» OBJECTIVE:
All of the records below should be output exactly.

(Recorded data)
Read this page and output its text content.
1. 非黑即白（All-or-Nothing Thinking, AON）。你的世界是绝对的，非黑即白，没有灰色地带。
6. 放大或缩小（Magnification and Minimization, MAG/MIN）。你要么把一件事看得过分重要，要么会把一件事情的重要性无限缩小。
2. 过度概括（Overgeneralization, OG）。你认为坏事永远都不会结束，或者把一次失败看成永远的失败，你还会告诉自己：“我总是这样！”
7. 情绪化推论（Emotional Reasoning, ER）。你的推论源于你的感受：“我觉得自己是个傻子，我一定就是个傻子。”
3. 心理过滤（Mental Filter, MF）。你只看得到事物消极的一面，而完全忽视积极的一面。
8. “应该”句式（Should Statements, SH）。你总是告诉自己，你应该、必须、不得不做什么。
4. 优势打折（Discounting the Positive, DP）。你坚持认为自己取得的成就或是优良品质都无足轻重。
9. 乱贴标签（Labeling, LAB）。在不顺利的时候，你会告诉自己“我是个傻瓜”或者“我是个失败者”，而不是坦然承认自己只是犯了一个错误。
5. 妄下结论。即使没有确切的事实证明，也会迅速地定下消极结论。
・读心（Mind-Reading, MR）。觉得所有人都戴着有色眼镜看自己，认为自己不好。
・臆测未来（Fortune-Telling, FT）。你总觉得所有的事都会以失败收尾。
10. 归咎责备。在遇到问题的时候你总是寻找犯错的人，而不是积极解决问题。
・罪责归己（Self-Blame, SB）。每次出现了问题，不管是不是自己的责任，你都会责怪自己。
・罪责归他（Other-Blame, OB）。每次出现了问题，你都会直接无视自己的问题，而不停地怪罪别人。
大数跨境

» EXERCISE OUTPUT:
Read this page and output its text content.
1. 非黑即白（All-or-Nothing Thinking, AON）。你的世界是绝对的，非黑即白，没有灰色地带。
6. 放大或缩小（Magnification and Minimization, MAG/MIN）。你要么把一件事看得过分重要，要么会把一件事情的重要性无限缩小。
2. 过度概括（Overgeneralization, OG）。你认为坏事永远都不会结束，或者把一次失败看成永远的失败，你还会告诉自己：“我总是这样！”
7. 情绪化推论（Emotional Reasoning, ER）。你的推论源于你的感受：“我觉得自己是个傻子，我一定就是个傻子。”
3. 心理过滤（Mental Filter, MF）。你只看得到事物消极的一面，而完全忽视积极的一面。
8. “应该”句式（Should Statements, SH）。你总是告诉自己，你应该、必须、不得不做什么。
4. 优势打折（Discounting the Positive, DP）。你坚持认为自己取得的成就或是优良品质都无足轻重。
9. 乱贴标签（Labeling, LAB）。在不顺利的时候，你会告诉自己“我是个傻瓜”或者“我是个失败者”，而不是坦然承认自己只是犯了一个错误。
5. 妄下结论。即使没有确切的事实证明，也会迅速地定下消极结论。
・读心（Mind-Reading, MR）。觉得所有人都戴着有色眼镜看自己，认为自己不好。
・臆测未来（Fortune-Telling, FT）。你总觉得所有的事都会以失败收尾。
10. 归咎责备。在遇到问题的时候你总是寻找犯错的人，而不是积极解决问题。
・罪责归己（Self-Blame, SB）。每次出现了问题，不管是不是自己的责任，你都会责怪自己。
・罪责归他（Other-Blame, OB）。每次出现了问题，你都会直接无视自己的问题，而不停地怪罪别人。
大数跨境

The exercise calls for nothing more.